**The exercise**
Below are records; work out how many of their lines contain "Fabricante" and give only that number.

Dataset entries on figures
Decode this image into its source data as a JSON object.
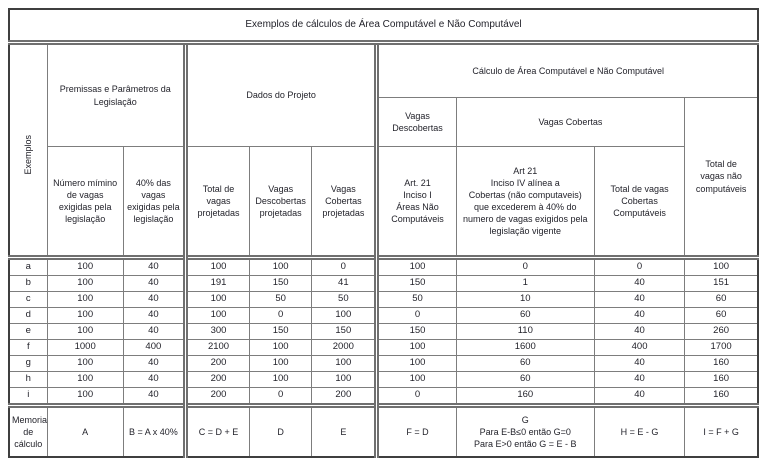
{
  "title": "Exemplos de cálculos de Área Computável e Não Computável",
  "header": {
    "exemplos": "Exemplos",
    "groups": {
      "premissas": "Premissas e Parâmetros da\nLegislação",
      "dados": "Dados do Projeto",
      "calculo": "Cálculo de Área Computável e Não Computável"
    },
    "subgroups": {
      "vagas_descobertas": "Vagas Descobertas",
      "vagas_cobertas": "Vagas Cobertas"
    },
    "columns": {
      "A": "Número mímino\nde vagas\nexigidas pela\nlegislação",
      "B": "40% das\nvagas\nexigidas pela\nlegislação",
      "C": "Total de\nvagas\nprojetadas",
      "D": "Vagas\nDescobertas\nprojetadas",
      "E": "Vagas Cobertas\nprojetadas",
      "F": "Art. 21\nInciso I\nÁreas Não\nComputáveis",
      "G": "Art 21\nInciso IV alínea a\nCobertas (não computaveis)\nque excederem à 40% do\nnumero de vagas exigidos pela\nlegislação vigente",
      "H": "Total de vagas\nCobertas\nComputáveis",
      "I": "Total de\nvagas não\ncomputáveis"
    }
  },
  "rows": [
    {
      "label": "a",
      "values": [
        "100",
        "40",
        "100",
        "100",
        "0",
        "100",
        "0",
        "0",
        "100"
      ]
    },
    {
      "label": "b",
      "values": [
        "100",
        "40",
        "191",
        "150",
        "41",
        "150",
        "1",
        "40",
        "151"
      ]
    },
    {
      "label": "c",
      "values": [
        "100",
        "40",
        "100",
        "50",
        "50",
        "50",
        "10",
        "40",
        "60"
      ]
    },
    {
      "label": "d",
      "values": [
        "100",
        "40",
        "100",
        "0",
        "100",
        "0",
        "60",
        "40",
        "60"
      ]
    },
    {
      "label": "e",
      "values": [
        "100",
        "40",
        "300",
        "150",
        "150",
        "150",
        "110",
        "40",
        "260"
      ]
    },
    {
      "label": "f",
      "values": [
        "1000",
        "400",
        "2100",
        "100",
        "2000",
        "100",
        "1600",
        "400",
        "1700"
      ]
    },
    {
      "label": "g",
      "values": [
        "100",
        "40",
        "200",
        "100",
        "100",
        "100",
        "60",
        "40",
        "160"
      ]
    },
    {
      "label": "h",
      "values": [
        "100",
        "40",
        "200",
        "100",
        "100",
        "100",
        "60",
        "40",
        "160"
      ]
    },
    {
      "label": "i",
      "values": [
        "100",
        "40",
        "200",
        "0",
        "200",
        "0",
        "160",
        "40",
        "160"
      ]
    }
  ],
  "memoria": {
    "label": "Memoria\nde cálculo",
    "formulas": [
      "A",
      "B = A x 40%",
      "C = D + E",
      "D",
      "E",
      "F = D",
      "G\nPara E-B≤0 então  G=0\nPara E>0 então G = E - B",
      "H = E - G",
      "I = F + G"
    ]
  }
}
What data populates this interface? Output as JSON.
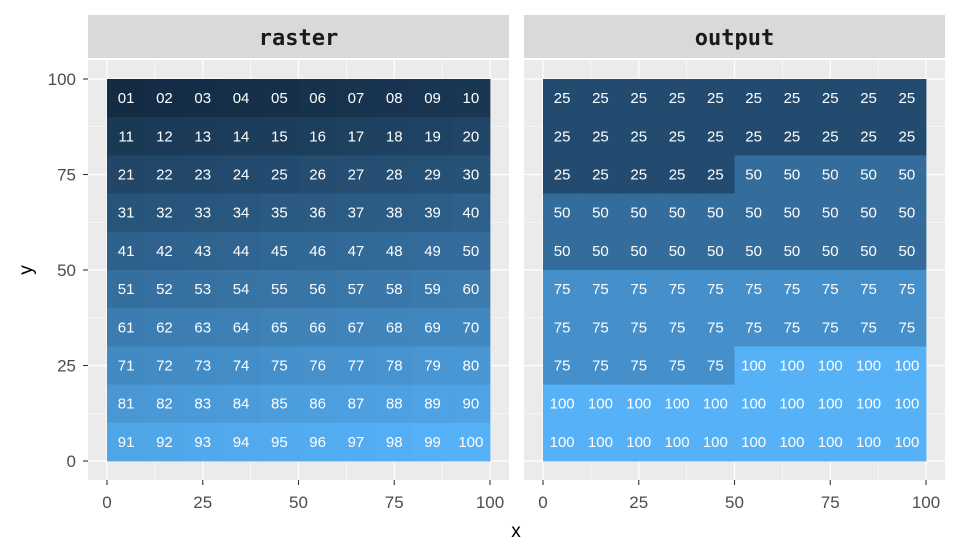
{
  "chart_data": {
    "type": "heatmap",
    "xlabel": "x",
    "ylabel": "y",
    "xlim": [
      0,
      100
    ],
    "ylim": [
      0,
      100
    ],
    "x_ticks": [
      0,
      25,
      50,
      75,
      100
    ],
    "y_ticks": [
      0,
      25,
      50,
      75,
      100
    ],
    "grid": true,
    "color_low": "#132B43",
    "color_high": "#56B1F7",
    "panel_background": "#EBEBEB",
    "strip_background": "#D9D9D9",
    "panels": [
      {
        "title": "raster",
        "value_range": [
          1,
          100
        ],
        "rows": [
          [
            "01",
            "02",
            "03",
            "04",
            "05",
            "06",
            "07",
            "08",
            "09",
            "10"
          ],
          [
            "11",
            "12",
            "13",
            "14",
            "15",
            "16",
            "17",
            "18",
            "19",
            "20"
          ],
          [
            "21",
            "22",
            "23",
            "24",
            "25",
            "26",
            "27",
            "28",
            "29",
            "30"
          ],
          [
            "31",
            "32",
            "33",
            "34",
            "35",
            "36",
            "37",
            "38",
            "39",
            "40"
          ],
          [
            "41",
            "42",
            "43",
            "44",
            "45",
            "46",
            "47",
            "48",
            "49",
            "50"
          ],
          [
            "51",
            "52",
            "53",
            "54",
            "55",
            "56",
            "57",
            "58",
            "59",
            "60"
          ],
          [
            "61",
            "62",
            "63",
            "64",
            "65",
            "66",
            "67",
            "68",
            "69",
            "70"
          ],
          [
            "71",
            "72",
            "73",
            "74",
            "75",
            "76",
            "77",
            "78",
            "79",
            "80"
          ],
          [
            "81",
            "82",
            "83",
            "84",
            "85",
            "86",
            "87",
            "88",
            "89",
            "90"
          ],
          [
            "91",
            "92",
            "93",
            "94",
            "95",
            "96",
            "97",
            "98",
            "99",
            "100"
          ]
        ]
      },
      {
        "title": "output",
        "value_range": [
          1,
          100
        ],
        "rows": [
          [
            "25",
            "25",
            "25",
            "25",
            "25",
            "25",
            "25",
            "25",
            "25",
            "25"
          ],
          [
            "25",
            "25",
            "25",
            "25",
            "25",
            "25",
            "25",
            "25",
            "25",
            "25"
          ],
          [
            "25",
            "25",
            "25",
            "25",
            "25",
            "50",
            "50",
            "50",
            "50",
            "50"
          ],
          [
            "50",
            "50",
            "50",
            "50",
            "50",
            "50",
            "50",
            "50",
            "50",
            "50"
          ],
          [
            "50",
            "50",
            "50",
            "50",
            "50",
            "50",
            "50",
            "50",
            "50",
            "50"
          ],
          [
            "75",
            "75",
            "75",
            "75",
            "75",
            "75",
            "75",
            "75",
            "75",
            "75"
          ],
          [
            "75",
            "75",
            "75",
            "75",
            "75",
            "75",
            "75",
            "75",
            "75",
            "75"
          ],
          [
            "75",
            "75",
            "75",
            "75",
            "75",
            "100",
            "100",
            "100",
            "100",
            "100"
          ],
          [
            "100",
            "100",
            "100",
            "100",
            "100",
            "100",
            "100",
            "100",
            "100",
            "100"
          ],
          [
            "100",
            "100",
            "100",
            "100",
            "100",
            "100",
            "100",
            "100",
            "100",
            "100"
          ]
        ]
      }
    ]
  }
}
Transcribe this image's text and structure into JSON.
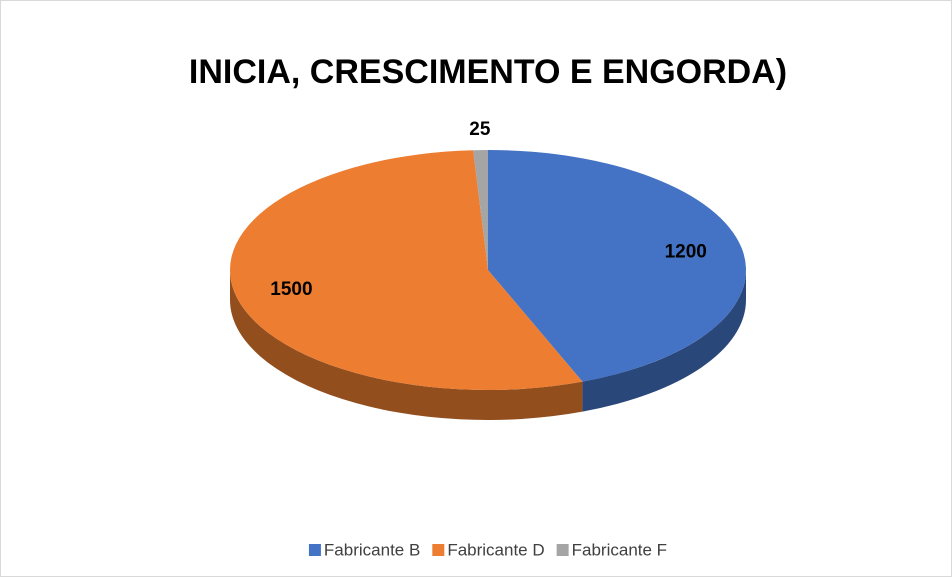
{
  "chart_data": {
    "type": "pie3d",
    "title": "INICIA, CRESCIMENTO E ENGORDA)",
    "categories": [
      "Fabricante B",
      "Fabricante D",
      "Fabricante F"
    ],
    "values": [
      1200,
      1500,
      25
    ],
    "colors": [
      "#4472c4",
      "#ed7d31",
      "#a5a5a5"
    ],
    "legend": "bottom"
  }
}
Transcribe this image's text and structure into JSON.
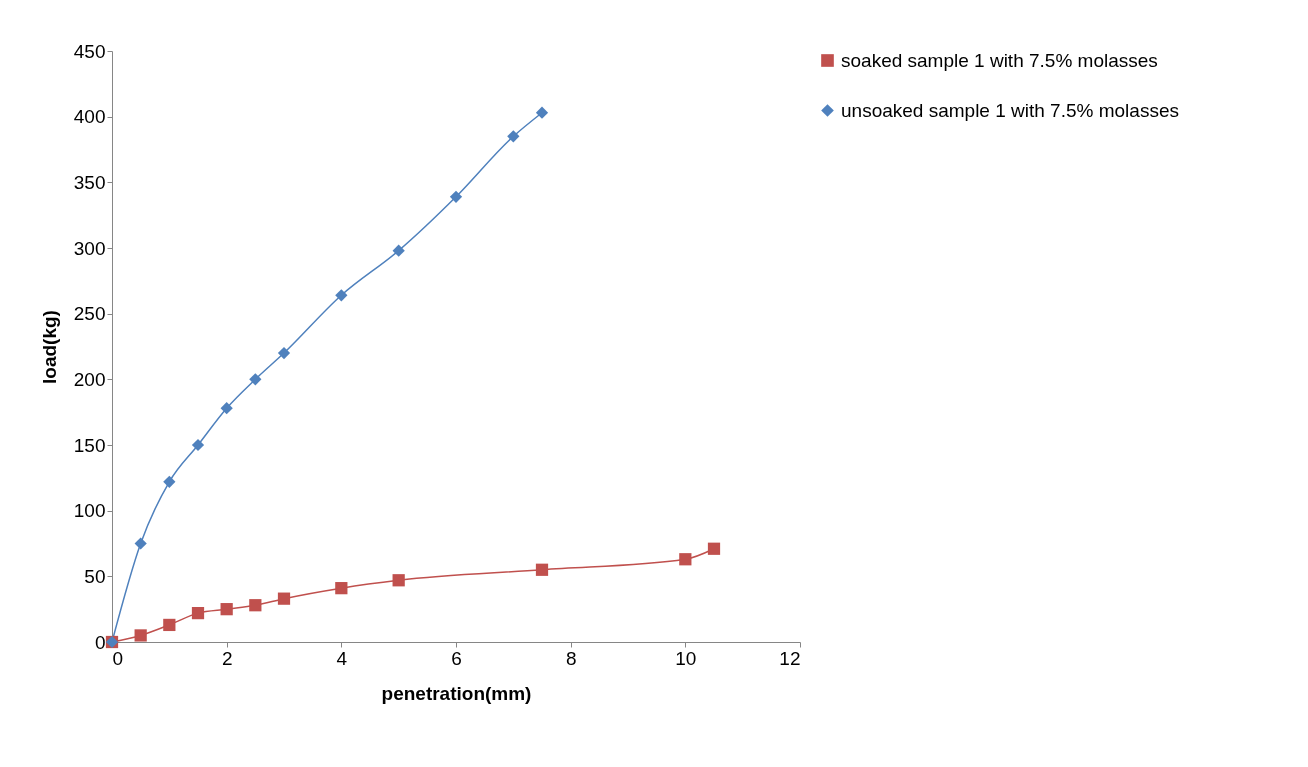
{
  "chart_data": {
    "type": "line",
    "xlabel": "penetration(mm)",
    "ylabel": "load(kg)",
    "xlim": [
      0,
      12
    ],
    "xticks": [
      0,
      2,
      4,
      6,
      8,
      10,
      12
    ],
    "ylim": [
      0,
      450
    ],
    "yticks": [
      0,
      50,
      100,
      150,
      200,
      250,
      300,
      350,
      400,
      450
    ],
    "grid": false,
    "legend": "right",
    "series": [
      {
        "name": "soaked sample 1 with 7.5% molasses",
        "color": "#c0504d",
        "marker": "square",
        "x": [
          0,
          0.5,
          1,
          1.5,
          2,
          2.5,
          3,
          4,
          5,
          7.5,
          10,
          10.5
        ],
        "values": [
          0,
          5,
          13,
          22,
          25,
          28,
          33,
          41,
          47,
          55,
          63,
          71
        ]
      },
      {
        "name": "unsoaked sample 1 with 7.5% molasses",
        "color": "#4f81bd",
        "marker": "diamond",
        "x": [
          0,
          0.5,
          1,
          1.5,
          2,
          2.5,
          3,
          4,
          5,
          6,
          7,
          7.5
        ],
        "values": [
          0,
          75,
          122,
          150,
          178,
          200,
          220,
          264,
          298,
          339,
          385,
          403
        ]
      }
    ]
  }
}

**Response**
3